- **Records from a collection**
-----
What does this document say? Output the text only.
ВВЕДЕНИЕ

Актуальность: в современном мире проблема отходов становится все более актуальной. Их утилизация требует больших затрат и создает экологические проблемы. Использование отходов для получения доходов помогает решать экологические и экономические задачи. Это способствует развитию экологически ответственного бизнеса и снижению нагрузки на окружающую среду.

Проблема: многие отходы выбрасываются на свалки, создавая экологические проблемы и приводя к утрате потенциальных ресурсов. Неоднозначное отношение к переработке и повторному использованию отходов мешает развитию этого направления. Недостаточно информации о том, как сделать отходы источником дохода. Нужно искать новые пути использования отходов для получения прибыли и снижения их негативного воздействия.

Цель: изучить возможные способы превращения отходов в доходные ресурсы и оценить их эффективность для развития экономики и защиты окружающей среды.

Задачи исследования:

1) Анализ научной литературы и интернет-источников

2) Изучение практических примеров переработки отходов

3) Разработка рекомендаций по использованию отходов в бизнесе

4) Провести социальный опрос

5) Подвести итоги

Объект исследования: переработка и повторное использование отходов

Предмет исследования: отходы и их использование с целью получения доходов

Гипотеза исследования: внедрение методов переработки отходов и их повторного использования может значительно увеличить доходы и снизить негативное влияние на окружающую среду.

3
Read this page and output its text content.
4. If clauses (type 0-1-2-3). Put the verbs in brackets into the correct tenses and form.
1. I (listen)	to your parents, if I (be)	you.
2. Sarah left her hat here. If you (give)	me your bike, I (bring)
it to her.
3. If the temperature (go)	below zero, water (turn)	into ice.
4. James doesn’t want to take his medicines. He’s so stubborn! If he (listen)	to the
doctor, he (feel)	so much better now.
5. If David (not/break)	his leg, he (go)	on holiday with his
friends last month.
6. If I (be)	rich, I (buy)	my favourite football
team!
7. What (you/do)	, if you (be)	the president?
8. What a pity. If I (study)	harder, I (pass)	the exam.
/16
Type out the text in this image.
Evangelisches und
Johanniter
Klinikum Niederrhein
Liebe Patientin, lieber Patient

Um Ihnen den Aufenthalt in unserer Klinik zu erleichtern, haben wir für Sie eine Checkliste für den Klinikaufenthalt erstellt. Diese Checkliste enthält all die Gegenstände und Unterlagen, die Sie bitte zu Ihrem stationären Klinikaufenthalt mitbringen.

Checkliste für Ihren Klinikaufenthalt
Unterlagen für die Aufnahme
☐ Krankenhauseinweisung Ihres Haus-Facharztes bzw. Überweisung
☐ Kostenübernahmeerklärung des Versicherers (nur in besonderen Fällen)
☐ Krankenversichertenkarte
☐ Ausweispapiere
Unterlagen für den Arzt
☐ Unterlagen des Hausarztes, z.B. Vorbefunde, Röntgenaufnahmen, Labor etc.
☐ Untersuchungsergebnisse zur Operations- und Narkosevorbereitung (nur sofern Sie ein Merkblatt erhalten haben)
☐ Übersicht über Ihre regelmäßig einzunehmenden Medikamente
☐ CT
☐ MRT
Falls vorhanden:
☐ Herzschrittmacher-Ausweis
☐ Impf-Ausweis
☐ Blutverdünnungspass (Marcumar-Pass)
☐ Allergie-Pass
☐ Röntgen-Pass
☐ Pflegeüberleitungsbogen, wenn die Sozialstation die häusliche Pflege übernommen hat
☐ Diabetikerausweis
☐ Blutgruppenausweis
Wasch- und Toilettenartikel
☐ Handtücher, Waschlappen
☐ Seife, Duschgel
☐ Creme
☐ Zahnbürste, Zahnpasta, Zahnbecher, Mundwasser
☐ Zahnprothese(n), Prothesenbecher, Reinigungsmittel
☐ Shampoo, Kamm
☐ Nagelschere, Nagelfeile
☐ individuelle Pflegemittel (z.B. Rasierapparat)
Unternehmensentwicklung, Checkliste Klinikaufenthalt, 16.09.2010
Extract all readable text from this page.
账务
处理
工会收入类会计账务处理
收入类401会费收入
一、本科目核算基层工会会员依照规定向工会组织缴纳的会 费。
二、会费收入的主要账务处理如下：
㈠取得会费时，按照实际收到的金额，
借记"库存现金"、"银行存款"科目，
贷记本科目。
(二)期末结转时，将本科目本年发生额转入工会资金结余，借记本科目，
-----
- **GIVEN EXERCISE**
Where a line contains "your", copy that line.

- **TASK ANSWER**
1. I (listen)	to your parents, if I (be)	you.
2. Sarah left her hat here. If you (give)	me your bike, I (bring)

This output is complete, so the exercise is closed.